## Start
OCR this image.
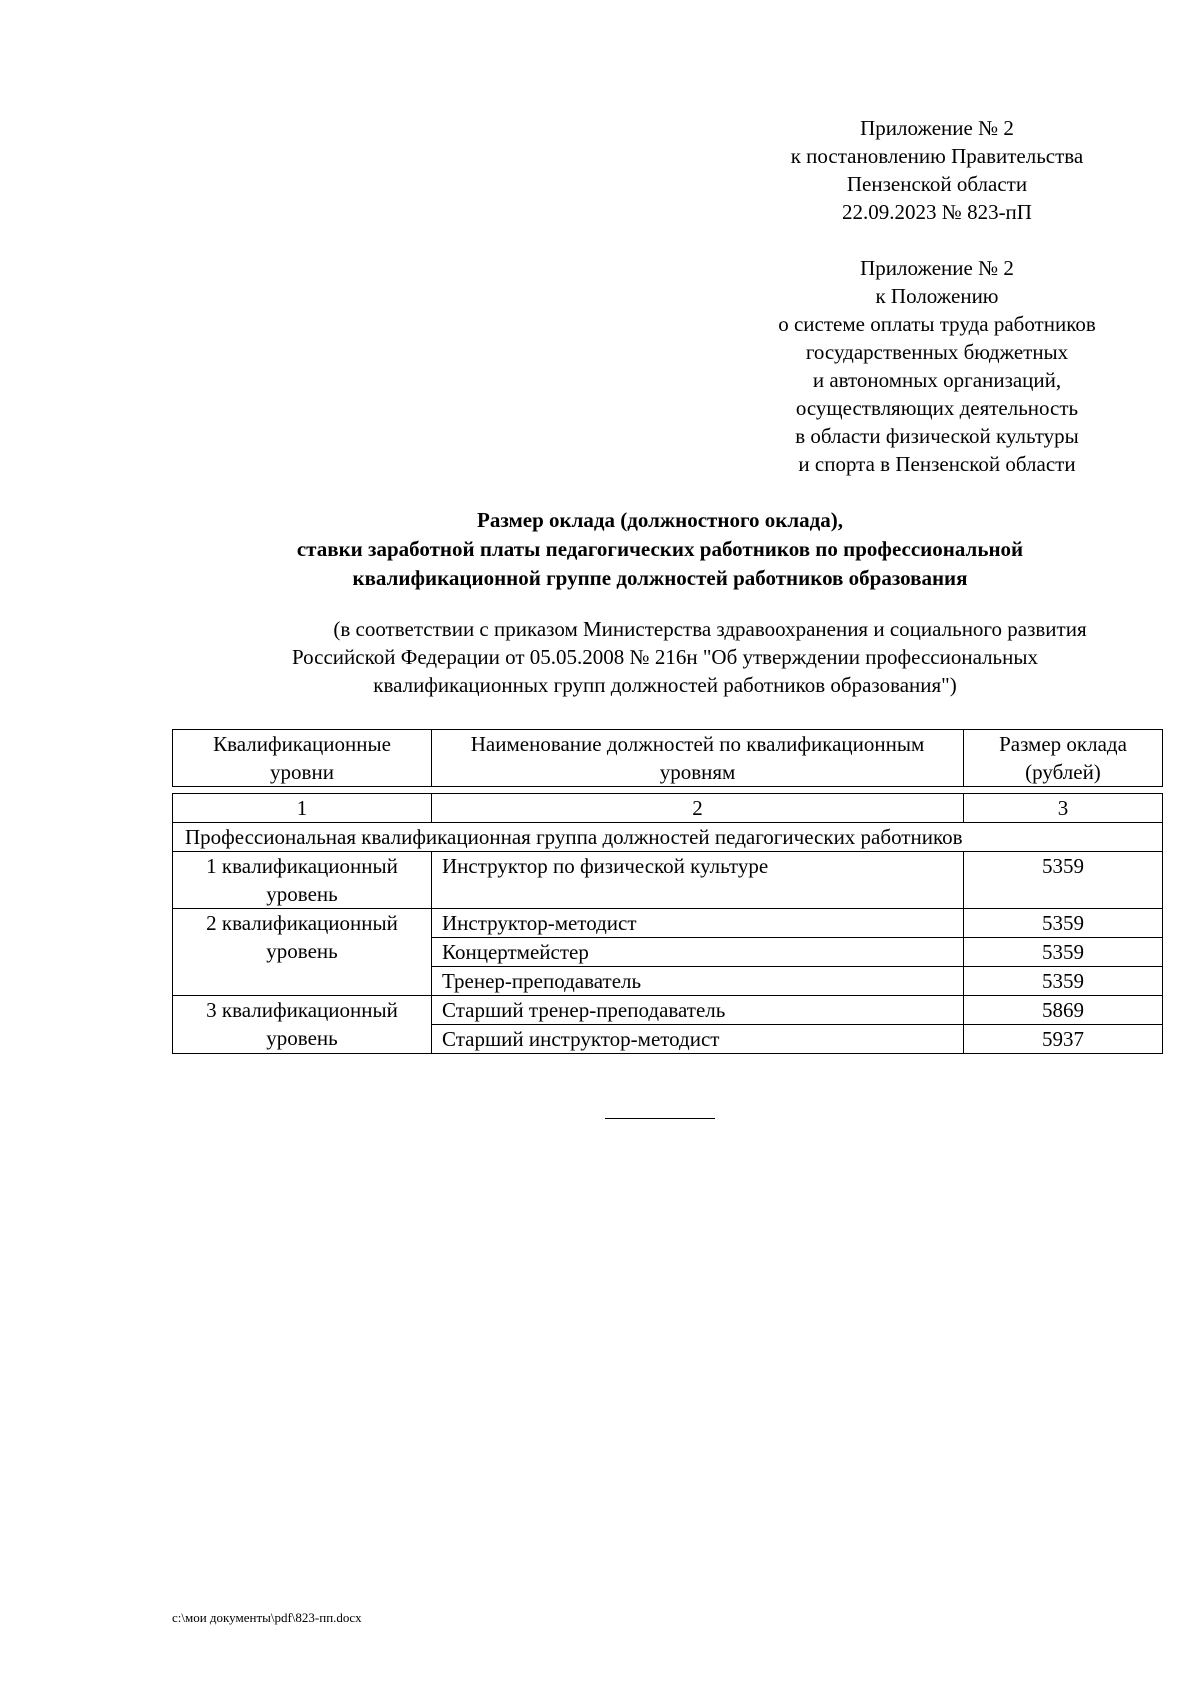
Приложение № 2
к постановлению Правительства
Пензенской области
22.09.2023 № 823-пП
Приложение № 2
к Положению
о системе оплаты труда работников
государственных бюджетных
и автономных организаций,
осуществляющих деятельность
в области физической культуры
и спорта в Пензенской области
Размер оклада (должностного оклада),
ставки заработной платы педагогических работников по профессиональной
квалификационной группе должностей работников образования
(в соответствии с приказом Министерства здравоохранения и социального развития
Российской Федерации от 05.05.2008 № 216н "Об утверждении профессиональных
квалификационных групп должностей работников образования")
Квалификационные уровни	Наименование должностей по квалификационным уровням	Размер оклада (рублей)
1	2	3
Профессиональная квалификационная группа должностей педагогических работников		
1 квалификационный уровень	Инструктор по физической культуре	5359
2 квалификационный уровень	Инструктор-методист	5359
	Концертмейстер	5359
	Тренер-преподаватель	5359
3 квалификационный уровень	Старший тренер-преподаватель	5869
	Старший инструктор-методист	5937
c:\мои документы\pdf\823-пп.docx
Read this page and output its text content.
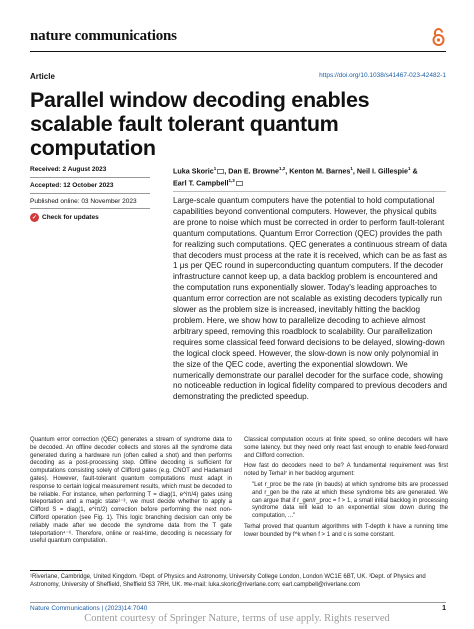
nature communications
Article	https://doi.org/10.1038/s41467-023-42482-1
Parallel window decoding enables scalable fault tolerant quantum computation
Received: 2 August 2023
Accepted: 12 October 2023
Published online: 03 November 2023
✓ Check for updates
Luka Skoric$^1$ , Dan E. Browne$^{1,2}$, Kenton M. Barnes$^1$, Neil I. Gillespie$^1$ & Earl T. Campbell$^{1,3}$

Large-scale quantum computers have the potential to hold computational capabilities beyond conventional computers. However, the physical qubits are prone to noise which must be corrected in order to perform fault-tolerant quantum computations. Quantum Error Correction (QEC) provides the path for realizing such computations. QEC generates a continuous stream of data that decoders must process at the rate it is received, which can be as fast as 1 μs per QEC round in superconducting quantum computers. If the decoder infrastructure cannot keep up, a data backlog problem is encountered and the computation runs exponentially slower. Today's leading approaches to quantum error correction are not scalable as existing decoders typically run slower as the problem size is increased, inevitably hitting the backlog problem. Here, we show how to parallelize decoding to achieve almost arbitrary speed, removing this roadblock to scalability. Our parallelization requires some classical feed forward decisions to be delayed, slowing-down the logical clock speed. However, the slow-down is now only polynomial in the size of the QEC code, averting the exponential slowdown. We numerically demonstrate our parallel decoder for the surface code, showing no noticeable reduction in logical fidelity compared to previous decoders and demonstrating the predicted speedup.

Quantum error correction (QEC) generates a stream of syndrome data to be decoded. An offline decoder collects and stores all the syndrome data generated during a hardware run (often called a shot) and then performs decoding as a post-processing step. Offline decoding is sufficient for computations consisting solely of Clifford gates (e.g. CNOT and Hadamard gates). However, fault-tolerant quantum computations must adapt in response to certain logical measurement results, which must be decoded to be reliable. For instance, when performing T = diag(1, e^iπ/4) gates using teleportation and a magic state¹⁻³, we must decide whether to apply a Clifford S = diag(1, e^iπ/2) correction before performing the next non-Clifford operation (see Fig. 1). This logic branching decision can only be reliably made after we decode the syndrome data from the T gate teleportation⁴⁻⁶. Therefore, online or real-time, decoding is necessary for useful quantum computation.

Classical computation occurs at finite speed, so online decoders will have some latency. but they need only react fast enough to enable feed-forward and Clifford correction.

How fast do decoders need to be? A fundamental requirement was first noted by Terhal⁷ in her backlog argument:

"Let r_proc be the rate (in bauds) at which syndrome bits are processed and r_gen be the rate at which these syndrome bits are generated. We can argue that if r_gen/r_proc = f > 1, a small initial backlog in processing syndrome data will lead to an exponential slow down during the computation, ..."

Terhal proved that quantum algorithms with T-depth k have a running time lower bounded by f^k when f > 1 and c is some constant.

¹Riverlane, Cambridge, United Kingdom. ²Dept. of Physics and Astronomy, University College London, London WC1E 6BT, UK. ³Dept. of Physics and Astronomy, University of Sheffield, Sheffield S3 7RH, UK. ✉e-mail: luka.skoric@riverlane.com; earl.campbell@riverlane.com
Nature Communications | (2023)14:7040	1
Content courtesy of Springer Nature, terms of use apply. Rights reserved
## End
• [Brief]: Gather all lines from the records above in which "time" appears.

• [Full answer]:
Quantum error correction (QEC) generates a stream of syndrome data to be decoded. An offline decoder collects and stores all the syndrome data generated during a hardware run (often called a shot) and then performs decoding as a post-processing step. Offline decoding is sufficient for computations consisting solely of Clifford gates (e.g. CNOT and Hadamard gates). However, fault-tolerant quantum computations must adapt in response to certain logical measurement results, which must be decoded to be reliable. For instance, when performing T = diag(1, e^iπ/4) gates using teleportation and a magic state¹⁻³, we must decide whether to apply a Clifford S = diag(1, e^iπ/2) correction before performing the next non-Clifford operation (see Fig. 1). This logic branching decision can only be reliably made after we decode the syndrome data from the T gate teleportation⁴⁻⁶. Therefore, online or real-time, decoding is necessary for useful quantum computation.
Terhal proved that quantum algorithms with T-depth k have a running time lower bounded by f^k when f > 1 and c is some constant.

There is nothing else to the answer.